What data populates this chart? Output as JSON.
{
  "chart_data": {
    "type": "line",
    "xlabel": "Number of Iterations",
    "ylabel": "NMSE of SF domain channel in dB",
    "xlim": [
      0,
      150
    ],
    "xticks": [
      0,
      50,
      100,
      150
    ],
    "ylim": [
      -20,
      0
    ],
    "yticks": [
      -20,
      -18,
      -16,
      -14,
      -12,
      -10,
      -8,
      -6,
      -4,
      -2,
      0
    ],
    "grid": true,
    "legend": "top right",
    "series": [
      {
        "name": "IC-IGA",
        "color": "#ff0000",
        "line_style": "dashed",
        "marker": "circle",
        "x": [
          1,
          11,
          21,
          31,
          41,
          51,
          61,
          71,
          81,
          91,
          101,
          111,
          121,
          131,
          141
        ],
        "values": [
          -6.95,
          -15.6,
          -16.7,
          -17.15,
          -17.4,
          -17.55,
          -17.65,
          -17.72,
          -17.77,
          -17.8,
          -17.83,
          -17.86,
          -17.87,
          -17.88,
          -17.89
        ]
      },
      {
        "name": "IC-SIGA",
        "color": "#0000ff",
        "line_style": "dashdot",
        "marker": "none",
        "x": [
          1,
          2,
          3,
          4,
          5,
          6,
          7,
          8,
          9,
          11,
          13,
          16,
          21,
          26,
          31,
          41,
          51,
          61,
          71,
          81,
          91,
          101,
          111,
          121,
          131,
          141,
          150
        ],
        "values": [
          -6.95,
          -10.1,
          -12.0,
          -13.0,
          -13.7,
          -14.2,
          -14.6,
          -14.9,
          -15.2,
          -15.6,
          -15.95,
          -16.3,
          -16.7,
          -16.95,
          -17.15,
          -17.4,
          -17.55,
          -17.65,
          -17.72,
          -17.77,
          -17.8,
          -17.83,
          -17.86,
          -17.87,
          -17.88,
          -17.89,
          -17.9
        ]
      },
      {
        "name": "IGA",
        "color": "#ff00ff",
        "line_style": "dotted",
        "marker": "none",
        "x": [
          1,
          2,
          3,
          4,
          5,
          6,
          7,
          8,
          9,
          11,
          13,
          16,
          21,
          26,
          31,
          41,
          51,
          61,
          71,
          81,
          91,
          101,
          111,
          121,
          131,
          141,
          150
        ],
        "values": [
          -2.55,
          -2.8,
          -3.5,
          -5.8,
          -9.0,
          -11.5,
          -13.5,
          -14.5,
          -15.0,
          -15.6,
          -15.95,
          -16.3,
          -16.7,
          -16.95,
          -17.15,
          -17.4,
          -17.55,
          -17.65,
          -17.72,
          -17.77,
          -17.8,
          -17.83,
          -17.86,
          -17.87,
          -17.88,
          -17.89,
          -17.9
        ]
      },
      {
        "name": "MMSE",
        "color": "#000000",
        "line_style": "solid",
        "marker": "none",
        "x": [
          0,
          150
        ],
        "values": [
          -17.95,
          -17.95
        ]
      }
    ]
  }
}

_Work required_
Return every line of the material exactly.

_Reply_
What data populates this chart? Output as JSON.
{
  "chart_data": {
    "type": "line",
    "xlabel": "Number of Iterations",
    "ylabel": "NMSE of SF domain channel in dB",
    "xlim": [
      0,
      150
    ],
    "xticks": [
      0,
      50,
      100,
      150
    ],
    "ylim": [
      -20,
      0
    ],
    "yticks": [
      -20,
      -18,
      -16,
      -14,
      -12,
      -10,
      -8,
      -6,
      -4,
      -2,
      0
    ],
    "grid": true,
    "legend": "top right",
    "series": [
      {
        "name": "IC-IGA",
        "color": "#ff0000",
        "line_style": "dashed",
        "marker": "circle",
        "x": [
          1,
          11,
          21,
          31,
          41,
          51,
          61,
          71,
          81,
          91,
          101,
          111,
          121,
          131,
          141
        ],
        "values": [
          -6.95,
          -15.6,
          -16.7,
          -17.15,
          -17.4,
          -17.55,
          -17.65,
          -17.72,
          -17.77,
          -17.8,
          -17.83,
          -17.86,
          -17.87,
          -17.88,
          -17.89
        ]
      },
      {
        "name": "IC-SIGA",
        "color": "#0000ff",
        "line_style": "dashdot",
        "marker": "none",
        "x": [
          1,
          2,
          3,
          4,
          5,
          6,
          7,
          8,
          9,
          11,
          13,
          16,
          21,
          26,
          31,
          41,
          51,
          61,
          71,
          81,
          91,
          101,
          111,
          121,
          131,
          141,
          150
        ],
        "values": [
          -6.95,
          -10.1,
          -12.0,
          -13.0,
          -13.7,
          -14.2,
          -14.6,
          -14.9,
          -15.2,
          -15.6,
          -15.95,
          -16.3,
          -16.7,
          -16.95,
          -17.15,
          -17.4,
          -17.55,
          -17.65,
          -17.72,
          -17.77,
          -17.8,
          -17.83,
          -17.86,
          -17.87,
          -17.88,
          -17.89,
          -17.9
        ]
      },
      {
        "name": "IGA",
        "color": "#ff00ff",
        "line_style": "dotted",
        "marker": "none",
        "x": [
          1,
          2,
          3,
          4,
          5,
          6,
          7,
          8,
          9,
          11,
          13,
          16,
          21,
          26,
          31,
          41,
          51,
          61,
          71,
          81,
          91,
          101,
          111,
          121,
          131,
          141,
          150
        ],
        "values": [
          -2.55,
          -2.8,
          -3.5,
          -5.8,
          -9.0,
          -11.5,
          -13.5,
          -14.5,
          -15.0,
          -15.6,
          -15.95,
          -16.3,
          -16.7,
          -16.95,
          -17.15,
          -17.4,
          -17.55,
          -17.65,
          -17.72,
          -17.77,
          -17.8,
          -17.83,
          -17.86,
          -17.87,
          -17.88,
          -17.89,
          -17.9
        ]
      },
      {
        "name": "MMSE",
        "color": "#000000",
        "line_style": "solid",
        "marker": "none",
        "x": [
          0,
          150
        ],
        "values": [
          -17.95,
          -17.95
        ]
      }
    ]
  }
}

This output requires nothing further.